• **EXCERPT TO READ**:
........

Milestone: Sponsor F: July 1, 2012Sponsor F: November 1, 2012

Moving this ticket to the November milestone after talking to Roger. We should focus on the earlier performance tasks first.

comment:8 Changed 8 years ago by karsten

Adding a note from the #tor-dev meeting on April 12:

  • Roger said this task has turned more into Rob's CSET paper. The bigger question is: "how do you model a big Tor network when all you can run is a little Tor network?" It has to do with selecting relays and relay capacities and rate limiting (a.k.a. this deliverable), but it also has to do with selecting client load. #5398 is very related. Roger is trying to rope in Chris, Micah's grad student, since Kevin is leaving us.

comment:9 Changed 7 years ago by karsten

Roger and I talked about this deliverable at the Florence dev meeting. We have a paper that got in at CSET. We (read: Roger) should blog 2--3 paragraphs about this paper. Once that's done, we can call this sponsor F deliverable done. If it doesn't happen, that's only half as nice, but in that case we can call the deliverable done, too.

........

• **SUPPLIED ENTRIES**:
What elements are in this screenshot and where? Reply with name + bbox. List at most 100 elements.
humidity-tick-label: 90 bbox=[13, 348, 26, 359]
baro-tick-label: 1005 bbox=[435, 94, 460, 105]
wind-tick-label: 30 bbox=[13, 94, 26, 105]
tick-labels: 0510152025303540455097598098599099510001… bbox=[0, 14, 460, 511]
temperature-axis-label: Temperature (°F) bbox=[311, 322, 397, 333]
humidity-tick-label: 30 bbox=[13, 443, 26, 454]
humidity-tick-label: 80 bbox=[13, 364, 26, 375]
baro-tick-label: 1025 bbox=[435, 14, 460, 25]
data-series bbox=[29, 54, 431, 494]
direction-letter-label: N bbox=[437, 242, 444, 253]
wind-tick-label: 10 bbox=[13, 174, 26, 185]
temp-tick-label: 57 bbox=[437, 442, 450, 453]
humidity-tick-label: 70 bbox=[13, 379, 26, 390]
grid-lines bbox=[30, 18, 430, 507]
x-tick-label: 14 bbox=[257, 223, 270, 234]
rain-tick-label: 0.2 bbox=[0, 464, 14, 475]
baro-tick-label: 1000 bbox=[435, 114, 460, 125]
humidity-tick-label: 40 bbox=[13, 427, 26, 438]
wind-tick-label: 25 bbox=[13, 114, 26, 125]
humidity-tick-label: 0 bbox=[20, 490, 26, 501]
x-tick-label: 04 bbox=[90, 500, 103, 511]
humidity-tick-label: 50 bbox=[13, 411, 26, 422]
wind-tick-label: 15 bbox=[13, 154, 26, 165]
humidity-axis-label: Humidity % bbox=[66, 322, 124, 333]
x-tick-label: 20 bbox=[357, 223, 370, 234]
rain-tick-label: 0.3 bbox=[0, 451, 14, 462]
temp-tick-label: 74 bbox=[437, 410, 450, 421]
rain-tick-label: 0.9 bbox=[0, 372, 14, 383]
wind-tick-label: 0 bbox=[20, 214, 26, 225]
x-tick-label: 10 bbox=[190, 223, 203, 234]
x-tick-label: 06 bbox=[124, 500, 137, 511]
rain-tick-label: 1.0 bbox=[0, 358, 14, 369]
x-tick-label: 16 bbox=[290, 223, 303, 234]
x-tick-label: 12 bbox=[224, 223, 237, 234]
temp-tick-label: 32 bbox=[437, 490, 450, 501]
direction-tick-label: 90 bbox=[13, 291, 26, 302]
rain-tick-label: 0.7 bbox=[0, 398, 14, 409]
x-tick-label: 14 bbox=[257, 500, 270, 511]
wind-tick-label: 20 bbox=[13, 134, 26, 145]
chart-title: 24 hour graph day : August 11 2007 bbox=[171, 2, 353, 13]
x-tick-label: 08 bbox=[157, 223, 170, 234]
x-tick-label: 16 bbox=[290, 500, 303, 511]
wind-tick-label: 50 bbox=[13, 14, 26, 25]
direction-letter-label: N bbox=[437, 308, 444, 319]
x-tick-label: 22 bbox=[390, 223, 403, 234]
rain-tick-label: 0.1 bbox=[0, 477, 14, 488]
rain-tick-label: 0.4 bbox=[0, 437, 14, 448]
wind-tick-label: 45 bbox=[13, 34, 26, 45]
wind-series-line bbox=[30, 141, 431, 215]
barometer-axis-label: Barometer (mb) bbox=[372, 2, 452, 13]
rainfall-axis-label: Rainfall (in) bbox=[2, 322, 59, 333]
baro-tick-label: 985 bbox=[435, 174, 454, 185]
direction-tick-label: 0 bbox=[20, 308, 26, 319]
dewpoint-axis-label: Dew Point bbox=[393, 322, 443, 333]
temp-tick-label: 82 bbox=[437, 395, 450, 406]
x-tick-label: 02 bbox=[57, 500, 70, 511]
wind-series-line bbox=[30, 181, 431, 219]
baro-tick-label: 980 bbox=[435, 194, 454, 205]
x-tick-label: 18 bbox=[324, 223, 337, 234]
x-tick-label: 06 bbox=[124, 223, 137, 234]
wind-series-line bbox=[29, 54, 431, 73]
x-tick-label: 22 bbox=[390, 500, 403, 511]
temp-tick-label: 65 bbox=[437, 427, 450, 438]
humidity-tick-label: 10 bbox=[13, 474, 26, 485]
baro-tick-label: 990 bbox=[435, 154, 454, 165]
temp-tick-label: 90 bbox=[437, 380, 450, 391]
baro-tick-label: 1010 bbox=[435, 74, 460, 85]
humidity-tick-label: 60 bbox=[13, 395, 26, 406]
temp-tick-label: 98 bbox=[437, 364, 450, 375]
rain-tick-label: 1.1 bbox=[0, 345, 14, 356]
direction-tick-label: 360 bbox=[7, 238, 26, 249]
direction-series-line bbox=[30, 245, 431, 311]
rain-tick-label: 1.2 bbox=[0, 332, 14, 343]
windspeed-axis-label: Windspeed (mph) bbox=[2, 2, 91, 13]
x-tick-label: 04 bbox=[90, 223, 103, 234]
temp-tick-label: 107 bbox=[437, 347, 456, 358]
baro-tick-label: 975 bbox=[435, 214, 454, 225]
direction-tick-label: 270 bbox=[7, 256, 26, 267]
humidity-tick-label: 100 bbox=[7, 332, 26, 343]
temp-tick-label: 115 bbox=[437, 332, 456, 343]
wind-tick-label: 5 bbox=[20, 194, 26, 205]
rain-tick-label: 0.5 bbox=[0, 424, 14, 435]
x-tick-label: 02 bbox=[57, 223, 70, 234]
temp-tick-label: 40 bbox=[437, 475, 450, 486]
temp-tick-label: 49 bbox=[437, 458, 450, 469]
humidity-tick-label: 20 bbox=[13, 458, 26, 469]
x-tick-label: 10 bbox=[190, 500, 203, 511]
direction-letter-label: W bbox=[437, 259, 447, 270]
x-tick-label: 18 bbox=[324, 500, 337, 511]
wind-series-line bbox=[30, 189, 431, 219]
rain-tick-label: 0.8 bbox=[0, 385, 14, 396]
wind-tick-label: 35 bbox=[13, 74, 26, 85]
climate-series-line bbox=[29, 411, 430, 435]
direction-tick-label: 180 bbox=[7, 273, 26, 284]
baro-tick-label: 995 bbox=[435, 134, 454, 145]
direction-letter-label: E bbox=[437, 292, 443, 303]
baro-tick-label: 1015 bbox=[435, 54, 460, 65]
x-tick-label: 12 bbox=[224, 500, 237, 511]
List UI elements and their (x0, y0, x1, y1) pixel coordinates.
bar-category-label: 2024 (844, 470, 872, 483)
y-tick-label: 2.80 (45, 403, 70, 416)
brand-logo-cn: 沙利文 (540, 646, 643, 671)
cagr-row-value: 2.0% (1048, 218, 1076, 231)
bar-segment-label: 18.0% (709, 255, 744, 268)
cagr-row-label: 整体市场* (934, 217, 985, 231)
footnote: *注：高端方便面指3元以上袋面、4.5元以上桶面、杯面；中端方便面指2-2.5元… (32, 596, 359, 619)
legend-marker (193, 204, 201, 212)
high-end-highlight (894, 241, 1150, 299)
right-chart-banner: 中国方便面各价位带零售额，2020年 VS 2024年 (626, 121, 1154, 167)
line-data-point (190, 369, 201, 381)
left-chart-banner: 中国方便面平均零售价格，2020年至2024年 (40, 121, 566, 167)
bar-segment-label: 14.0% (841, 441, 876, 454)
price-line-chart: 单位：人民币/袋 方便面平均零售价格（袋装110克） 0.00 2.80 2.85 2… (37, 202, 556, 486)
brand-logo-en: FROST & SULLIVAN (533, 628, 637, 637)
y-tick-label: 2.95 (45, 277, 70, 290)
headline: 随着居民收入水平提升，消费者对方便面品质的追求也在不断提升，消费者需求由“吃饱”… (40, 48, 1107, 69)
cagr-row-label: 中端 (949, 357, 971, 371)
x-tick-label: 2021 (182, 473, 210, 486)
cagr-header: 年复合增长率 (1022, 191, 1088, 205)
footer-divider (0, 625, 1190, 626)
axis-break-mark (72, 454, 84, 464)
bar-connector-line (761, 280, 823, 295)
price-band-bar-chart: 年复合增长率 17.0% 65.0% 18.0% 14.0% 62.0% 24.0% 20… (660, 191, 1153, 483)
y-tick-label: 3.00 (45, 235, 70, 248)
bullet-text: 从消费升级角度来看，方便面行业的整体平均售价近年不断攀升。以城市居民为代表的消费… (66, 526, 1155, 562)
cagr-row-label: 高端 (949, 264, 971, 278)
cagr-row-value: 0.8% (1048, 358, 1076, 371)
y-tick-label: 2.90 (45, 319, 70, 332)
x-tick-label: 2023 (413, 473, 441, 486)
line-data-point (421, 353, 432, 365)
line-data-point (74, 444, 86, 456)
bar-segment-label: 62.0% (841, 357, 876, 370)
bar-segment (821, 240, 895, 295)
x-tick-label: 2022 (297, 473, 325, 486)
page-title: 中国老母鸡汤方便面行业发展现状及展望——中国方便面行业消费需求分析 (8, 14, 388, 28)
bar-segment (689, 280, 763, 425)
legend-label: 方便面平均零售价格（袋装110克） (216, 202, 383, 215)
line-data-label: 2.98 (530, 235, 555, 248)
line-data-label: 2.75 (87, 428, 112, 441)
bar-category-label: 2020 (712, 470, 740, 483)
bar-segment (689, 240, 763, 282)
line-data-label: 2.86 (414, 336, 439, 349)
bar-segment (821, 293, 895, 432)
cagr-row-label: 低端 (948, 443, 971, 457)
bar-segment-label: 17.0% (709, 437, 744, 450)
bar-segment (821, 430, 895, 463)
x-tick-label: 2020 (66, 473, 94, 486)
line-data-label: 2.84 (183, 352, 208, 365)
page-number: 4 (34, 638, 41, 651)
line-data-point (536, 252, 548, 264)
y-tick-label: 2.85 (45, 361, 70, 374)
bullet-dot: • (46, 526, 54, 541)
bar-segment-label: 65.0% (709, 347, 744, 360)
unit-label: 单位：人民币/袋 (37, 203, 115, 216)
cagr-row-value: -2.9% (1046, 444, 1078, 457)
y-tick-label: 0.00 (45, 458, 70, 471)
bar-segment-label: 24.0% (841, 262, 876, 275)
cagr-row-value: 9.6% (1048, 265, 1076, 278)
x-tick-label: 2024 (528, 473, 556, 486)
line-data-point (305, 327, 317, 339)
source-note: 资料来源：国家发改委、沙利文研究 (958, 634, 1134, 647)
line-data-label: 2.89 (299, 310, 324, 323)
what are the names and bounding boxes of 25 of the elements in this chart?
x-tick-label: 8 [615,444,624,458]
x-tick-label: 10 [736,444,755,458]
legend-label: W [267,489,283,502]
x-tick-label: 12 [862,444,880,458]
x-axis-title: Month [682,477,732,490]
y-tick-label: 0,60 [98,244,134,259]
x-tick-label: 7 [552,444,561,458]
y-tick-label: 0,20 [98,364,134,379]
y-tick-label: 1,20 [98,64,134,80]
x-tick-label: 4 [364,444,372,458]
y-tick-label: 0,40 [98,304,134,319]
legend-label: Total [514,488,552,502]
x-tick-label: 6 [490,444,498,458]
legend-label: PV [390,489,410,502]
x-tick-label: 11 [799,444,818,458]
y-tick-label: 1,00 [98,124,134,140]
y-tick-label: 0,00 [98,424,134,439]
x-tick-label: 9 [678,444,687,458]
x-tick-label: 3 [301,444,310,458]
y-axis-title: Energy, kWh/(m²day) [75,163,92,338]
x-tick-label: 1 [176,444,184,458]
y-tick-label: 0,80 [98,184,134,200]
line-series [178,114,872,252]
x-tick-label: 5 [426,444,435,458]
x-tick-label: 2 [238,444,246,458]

........

• **PROBLEM**: In the ticket comments, at which meeting did Roger and karsten discuss the deliverable tied to the CSET paper?

• **CORRECT RESPONSE**: The Florence dev meeting.